KVFLT_OUTPUTTABLEDELIMITERS

If you set this flag to TRUE, table delimiters are enabled for IDOL Eduction (See Tab Delimited Output for Spreadsheets and Embedded Tables).

Values are TRUEand FALSE, pData is NULL.

KVFLT_NOPHONETICGUIDES

If you set this flag to TRUE, KeyView does not output Japanese phonetic guide text from Microsoft Excel files. See Exclude Japanese Guide Text.

nValue is TRUE or FALSE.

pData is NULL.

KVFLT_SOURCECODEDETECTION

If you enable this option, KeyView attempts to identify the programming language of any source code files that it finds. The nValue argument specifies the level of identification to attempt. See Source Code Identification.

nValue is KVSOURCECODE_OFF, KVSOURCECODE_ENABLED, or KVSOURCECODE_EXTENDED.

pData is NULL.

KVFLT_CHARSETDETECTION

KeyView attempts to detect the character set of an input file. Some character sets (including ANSI, UTF-8, and UTF-16) can be detected by core KeyView functionality but others can only be detected if your license includes advanced character set detection.

If your license includes advanced character set detection, it is enabled by default. However, it can increase the time required to filter some documents. To disable advanced character set detection, set this flag to FALSE.

KeyView cannot perform character set conversion unless it detects the character set of the source file, or you call fpSetSrcCharSet(). For more information see Convert Character Sets.

KVFLT_OCR

KeyView performs Optical Character Recognition (OCR) on raster image files, to attempt to filter text that might be visible in the image.

OCR is available only on certain platforms (see Optical Character Recognition in the platform differences section). If your license includes OCR, it is enabled by default. To disable OCR set nValue to FALSE and pData to NULL, and to re-enable it set nValue to TRUE and pData to NULL.

KeyView can perform OCR on a wide range of documents. If you know in advance what you will be processing (for example, if you know that the text in all of your documents is in English) you can specify OCR options to improve performance. To do this, set nValue to TRUE, and pData to a pointer to the KVOcrOptions structure. For more information, see Optical Character Recognition.

KVFLT_SETOOPUSERWIN

You can use this flag to run the out-of-process server (KVOOP) as a specific user, so that you can run KVOOP with different privileges to your main application. See Run KeyView with Reduced Privileges.

This flag can be used only on Windows, see KVFLT_SETOOPUSERUNIX to specify the user for KVOOP on non-Windows platforms.

To enable this option, set nValue to TRUE and pData to a pointer to a KV_SET_OOP_USER structure, which must have been initialized with KVStructInit and cannot be NULL.

To disable this option, set nValue to FALSE and pData to NULL.

Records:
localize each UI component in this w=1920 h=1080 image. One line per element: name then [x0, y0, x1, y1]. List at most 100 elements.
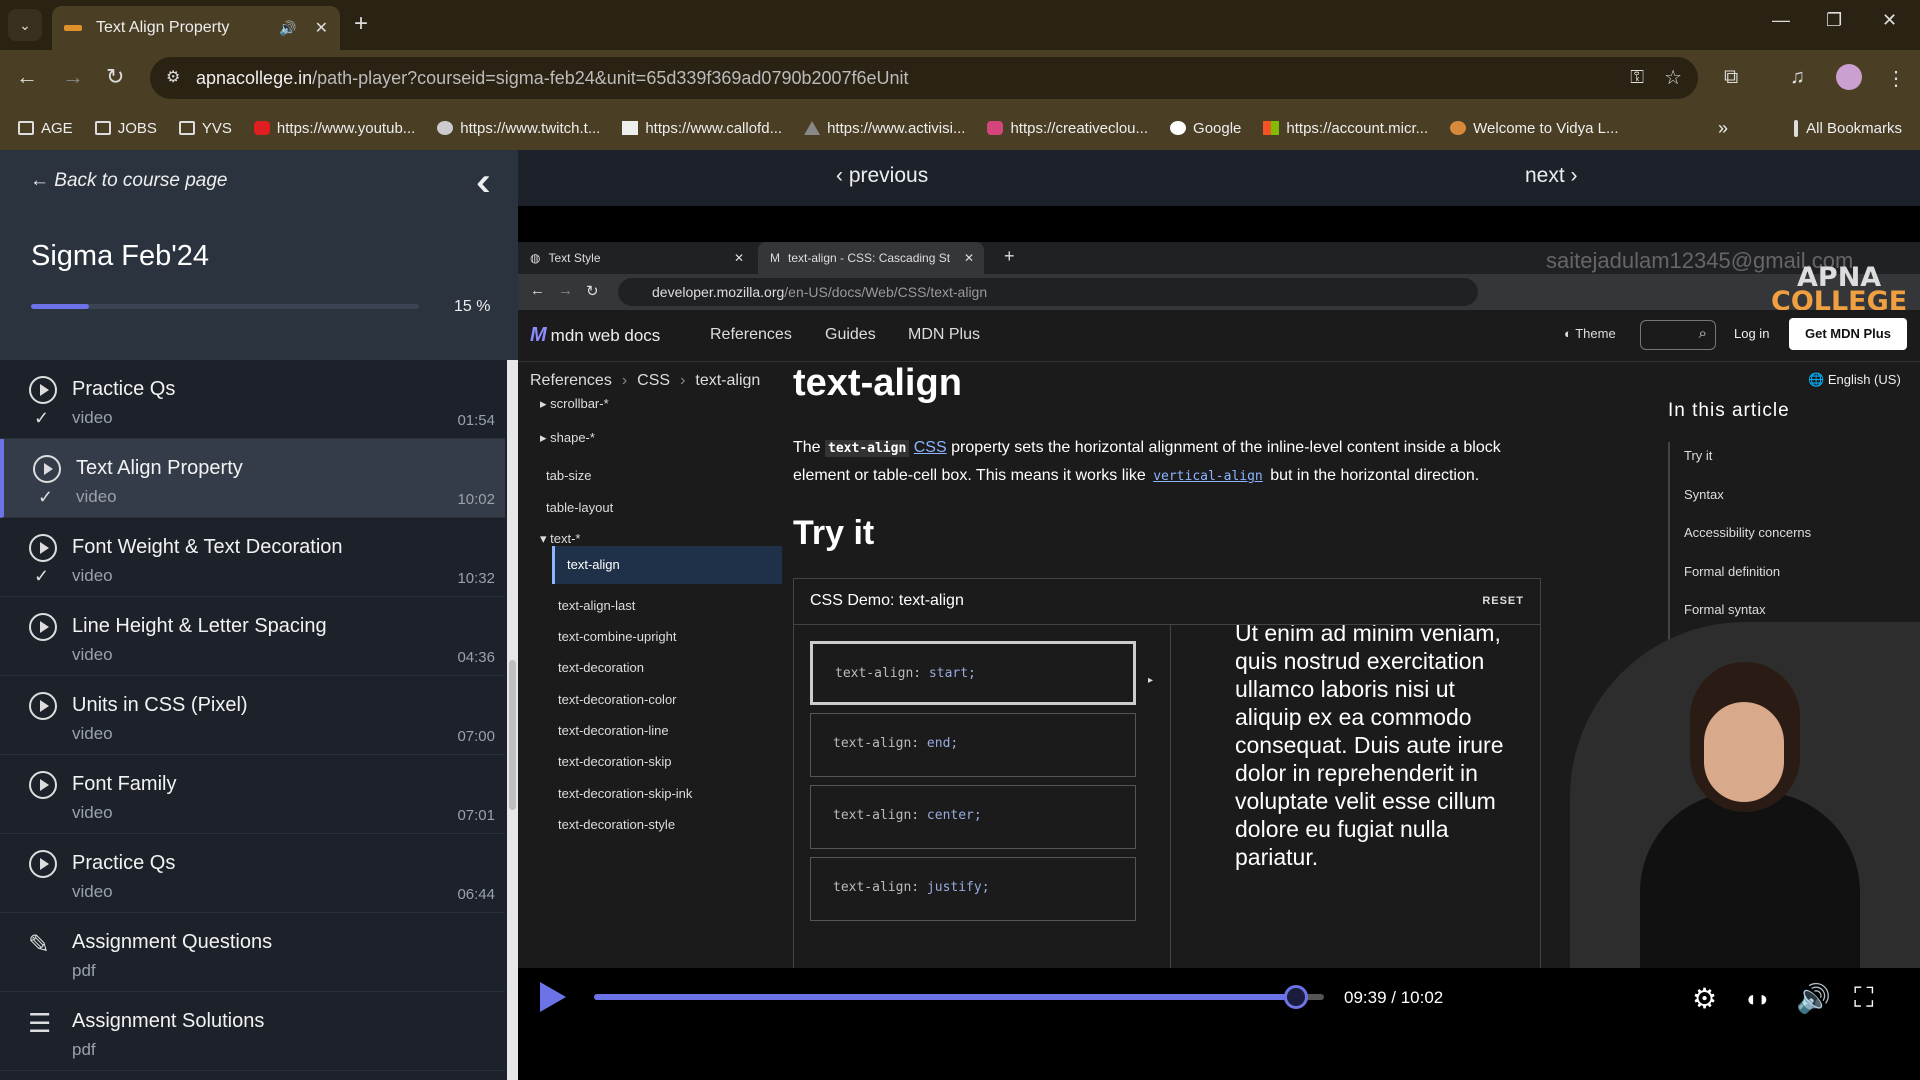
bookmark-item[interactable]: https://www.callofd...: [622, 120, 782, 137]
fullscreen-icon[interactable]: ⛶: [1854, 982, 1874, 1015]
try-it-heading: Try it: [793, 514, 875, 552]
demo-option: text-align: start;: [810, 641, 1136, 705]
next-button[interactable]: next ›: [1525, 164, 1578, 188]
google-icon: [1170, 121, 1187, 135]
toc-item: Accessibility concerns: [1684, 525, 1812, 540]
mdn-article: text-align The text-align CSS property s…: [793, 362, 1573, 968]
bookmark-item[interactable]: Google: [1170, 120, 1241, 137]
mdn-header: Mmdn web docs References Guides MDN Plus…: [518, 310, 1920, 362]
lesson-item[interactable]: ✎ Assignment Questions pdf: [0, 913, 505, 992]
mdn-login: Log in: [1734, 326, 1770, 341]
seek-fill: [594, 994, 1297, 1000]
lesson-title: Assignment Questions: [72, 931, 273, 953]
video-browser-tabs: ◍ Text Style ✕ Mtext-align - CSS: Cascadin…: [518, 242, 1920, 274]
article-title: text-align: [793, 362, 962, 404]
bookmark-item[interactable]: https://www.twitch.t...: [437, 120, 600, 137]
bookmark-item[interactable]: https://account.micr...: [1263, 120, 1428, 137]
bookmark-item[interactable]: https://www.activisi...: [804, 120, 965, 137]
reload-icon[interactable]: ↻: [106, 64, 124, 90]
password-key-icon[interactable]: ⚿: [1630, 67, 1644, 88]
bookmark-item[interactable]: AGE: [18, 120, 73, 137]
back-icon[interactable]: ←: [16, 64, 38, 90]
play-circle-icon: [29, 771, 57, 799]
lesson-item[interactable]: ☰ Assignment Solutions pdf: [0, 992, 505, 1071]
scrollbar-thumb[interactable]: [509, 660, 516, 810]
lesson-duration: 07:00: [457, 728, 495, 745]
bookmark-item[interactable]: JOBS: [94, 120, 157, 137]
lesson-type: video: [76, 487, 117, 506]
bookmark-item[interactable]: https://www.youtub...: [253, 120, 415, 137]
tab-title: Text Align Property: [96, 19, 230, 36]
mdn-sidebar: ▸ scrollbar-* ▸ shape-* tab-size table-layo…: [518, 388, 782, 968]
demo-output: Ut enim ad minim veniam, quis nostrud ex…: [1170, 625, 1540, 968]
lesson-type: video: [72, 803, 113, 822]
new-tab-button[interactable]: +: [354, 10, 368, 38]
seek-handle[interactable]: [1284, 985, 1309, 1009]
lesson-item[interactable]: Font Family video 07:01: [0, 755, 505, 834]
lesson-item[interactable]: ✓ Text Align Property video 10:02: [0, 439, 505, 518]
mdn-sidebar-item: ▾ text-*: [540, 531, 581, 546]
sidebar-scrollbar[interactable]: [507, 360, 518, 1080]
lesson-item[interactable]: Line Height & Letter Spacing video 04:36: [0, 597, 505, 676]
checklist-icon: ☰: [28, 1008, 52, 1038]
address-bar[interactable]: ⚙ apnacollege.in/path-player?courseid=si…: [150, 57, 1698, 99]
forward-icon[interactable]: →: [62, 64, 84, 90]
autoplay-toggle-icon[interactable]: ◖◗: [1744, 986, 1771, 1012]
extensions-icon[interactable]: ⧉: [1724, 66, 1738, 89]
minimize-icon[interactable]: —: [1772, 10, 1790, 31]
microsoft-icon: [1263, 121, 1280, 135]
bookmark-item[interactable]: YVS: [178, 120, 232, 137]
mdn-logo: Mmdn web docs: [530, 324, 661, 346]
back-to-course-link[interactable]: ← Back to course page: [30, 170, 228, 192]
lesson-type: video: [72, 724, 113, 743]
lesson-item[interactable]: ✓ Practice Qs video 01:54: [0, 360, 505, 439]
course-sidebar: ← Back to course page ‹‹ Sigma Feb'24 15…: [0, 150, 518, 1080]
collapse-sidebar-icon[interactable]: ‹‹: [476, 160, 489, 205]
folder-icon: [94, 121, 111, 135]
seek-bar[interactable]: [594, 985, 1324, 1009]
lesson-title: Practice Qs: [72, 852, 176, 874]
theme-toggle: ◐ Theme: [1564, 326, 1616, 341]
all-bookmarks[interactable]: All Bookmarks: [1794, 120, 1902, 137]
folder-icon: [178, 121, 195, 135]
video-address-bar: ← → ↻ developer.mozilla.org/en-US/docs/W…: [518, 274, 1920, 310]
more-bookmarks-icon[interactable]: »: [1718, 118, 1728, 139]
menu-kebab-icon[interactable]: ⋮: [1886, 66, 1906, 91]
lesson-duration: 10:32: [457, 570, 495, 587]
play-icon[interactable]: [540, 982, 566, 1012]
bookmark-item[interactable]: https://creativeclou...: [987, 120, 1148, 137]
close-window-icon[interactable]: ✕: [1882, 10, 1897, 31]
lesson-type: pdf: [72, 1040, 96, 1059]
browser-tab[interactable]: Text Align Property 🔊 ✕: [52, 6, 340, 50]
bookmark-star-icon[interactable]: ☆: [1664, 65, 1682, 90]
article-intro: The text-align CSS property sets the hor…: [793, 439, 1501, 484]
mdn-sidebar-item: text-decoration-skip-ink: [558, 786, 693, 801]
bookmark-item[interactable]: Welcome to Vidya L...: [1450, 120, 1619, 137]
toc-item: Try it: [1684, 448, 1713, 463]
get-mdn-plus-button: Get MDN Plus: [1789, 318, 1907, 350]
media-control-icon[interactable]: ♫: [1790, 66, 1805, 89]
selected-caret-icon: ▸: [1148, 675, 1154, 686]
lesson-item[interactable]: Units in CSS (Pixel) video 07:00: [0, 676, 505, 755]
tab-search-chevron-icon[interactable]: ⌄: [8, 9, 42, 41]
profile-avatar[interactable]: [1836, 64, 1862, 90]
demo-option: text-align: end;: [810, 713, 1136, 777]
lesson-item[interactable]: ✓ Font Weight & Text Decoration video 10:32: [0, 518, 505, 597]
video-tab: Mtext-align - CSS: Cascading St ✕: [758, 242, 984, 274]
mdn-sidebar-item: tab-size: [546, 468, 592, 483]
settings-gear-icon[interactable]: ⚙: [1692, 982, 1717, 1015]
lesson-item[interactable]: Practice Qs video 06:44: [0, 834, 505, 913]
toc-item: Formal definition: [1684, 563, 1781, 579]
globe-icon: ◍: [530, 251, 541, 265]
video-frame[interactable]: ◍ Text Style ✕ Mtext-align - CSS: Cascadin…: [518, 242, 1920, 968]
mdn-sidebar-item: text-align-last: [558, 598, 636, 613]
lesson-type: pdf: [72, 961, 96, 980]
tab-close-icon[interactable]: ✕: [315, 18, 328, 38]
previous-button[interactable]: ‹ previous: [836, 164, 928, 188]
tab-audio-icon[interactable]: 🔊: [279, 20, 296, 37]
volume-icon[interactable]: 🔊: [1796, 982, 1831, 1015]
lesson-title: Text Align Property: [76, 457, 243, 479]
lesson-type: video: [72, 882, 113, 901]
restore-icon[interactable]: ❐: [1826, 10, 1842, 31]
site-info-icon[interactable]: ⚙: [166, 67, 180, 87]
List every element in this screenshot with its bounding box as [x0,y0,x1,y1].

## SHORT PROBLEM 1
Answer these questions from the KeyView flags text.
(a) What must pData be set to for KVFLT_NOPHONETICGUIDES?
(b) On which platform can KVFLT_SETOOPUSERWIN be used?
(c) What values can nValue take for KVFLT_SOURCECODEDETECTION?
## SHORT PROBLEM 2
Repeat word for word the stretch of the KeyView flags text from "KVFLT_SETOOPUSERWIN" through "with Reduced Privileges.".

## FINAL ANSWER 1
(a) NULL.
(b) Windows only.
(c) KVSOURCECODE_OFF, KVSOURCECODE_ENABLED, or KVSOURCECODE_EXTENDED.

## FINAL ANSWER 2
KVFLT_SETOOPUSERWIN

You can use this flag to run the out-of-process server (KVOOP) as a specific user, so that you can run KVOOP with different privileges to your main application. See Run KeyView with Reduced Privileges.